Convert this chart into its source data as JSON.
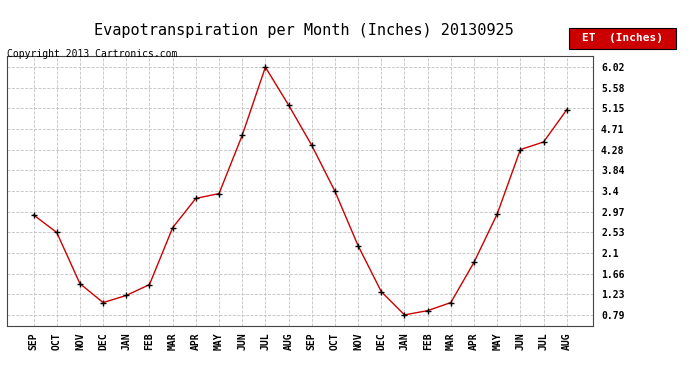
{
  "title": "Evapotranspiration per Month (Inches) 20130925",
  "copyright_text": "Copyright 2013 Cartronics.com",
  "legend_label": "ET  (Inches)",
  "legend_bg": "#cc0000",
  "legend_text_color": "#ffffff",
  "x_labels": [
    "SEP",
    "OCT",
    "NOV",
    "DEC",
    "JAN",
    "FEB",
    "MAR",
    "APR",
    "MAY",
    "JUN",
    "JUL",
    "AUG",
    "SEP",
    "OCT",
    "NOV",
    "DEC",
    "JAN",
    "FEB",
    "MAR",
    "APR",
    "MAY",
    "JUN",
    "JUL",
    "AUG"
  ],
  "y_values": [
    2.9,
    2.53,
    1.45,
    1.05,
    1.2,
    1.43,
    2.63,
    3.25,
    3.35,
    4.58,
    6.02,
    5.22,
    4.37,
    3.4,
    2.25,
    1.28,
    0.79,
    0.88,
    1.05,
    1.9,
    2.92,
    4.28,
    4.44,
    5.12
  ],
  "line_color": "#cc0000",
  "marker": "+",
  "marker_size": 5,
  "marker_color": "#000000",
  "bg_color": "#ffffff",
  "grid_color": "#bbbbbb",
  "yticks": [
    0.79,
    1.23,
    1.66,
    2.1,
    2.53,
    2.97,
    3.4,
    3.84,
    4.28,
    4.71,
    5.15,
    5.58,
    6.02
  ],
  "ylim": [
    0.55,
    6.25
  ],
  "title_fontsize": 11,
  "copyright_fontsize": 7,
  "tick_fontsize": 7,
  "legend_fontsize": 8
}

——————————

▶ _Work instructions_
All of the entries need to be transcribed word for word; pictures are left out.

▶ _Result of this exercise_
Convert this chart into its source data as JSON.
{
  "title": "Evapotranspiration per Month (Inches) 20130925",
  "copyright_text": "Copyright 2013 Cartronics.com",
  "legend_label": "ET  (Inches)",
  "legend_bg": "#cc0000",
  "legend_text_color": "#ffffff",
  "x_labels": [
    "SEP",
    "OCT",
    "NOV",
    "DEC",
    "JAN",
    "FEB",
    "MAR",
    "APR",
    "MAY",
    "JUN",
    "JUL",
    "AUG",
    "SEP",
    "OCT",
    "NOV",
    "DEC",
    "JAN",
    "FEB",
    "MAR",
    "APR",
    "MAY",
    "JUN",
    "JUL",
    "AUG"
  ],
  "y_values": [
    2.9,
    2.53,
    1.45,
    1.05,
    1.2,
    1.43,
    2.63,
    3.25,
    3.35,
    4.58,
    6.02,
    5.22,
    4.37,
    3.4,
    2.25,
    1.28,
    0.79,
    0.88,
    1.05,
    1.9,
    2.92,
    4.28,
    4.44,
    5.12
  ],
  "line_color": "#cc0000",
  "marker": "+",
  "marker_size": 5,
  "marker_color": "#000000",
  "bg_color": "#ffffff",
  "grid_color": "#bbbbbb",
  "yticks": [
    0.79,
    1.23,
    1.66,
    2.1,
    2.53,
    2.97,
    3.4,
    3.84,
    4.28,
    4.71,
    5.15,
    5.58,
    6.02
  ],
  "ylim": [
    0.55,
    6.25
  ],
  "title_fontsize": 11,
  "copyright_fontsize": 7,
  "tick_fontsize": 7,
  "legend_fontsize": 8
}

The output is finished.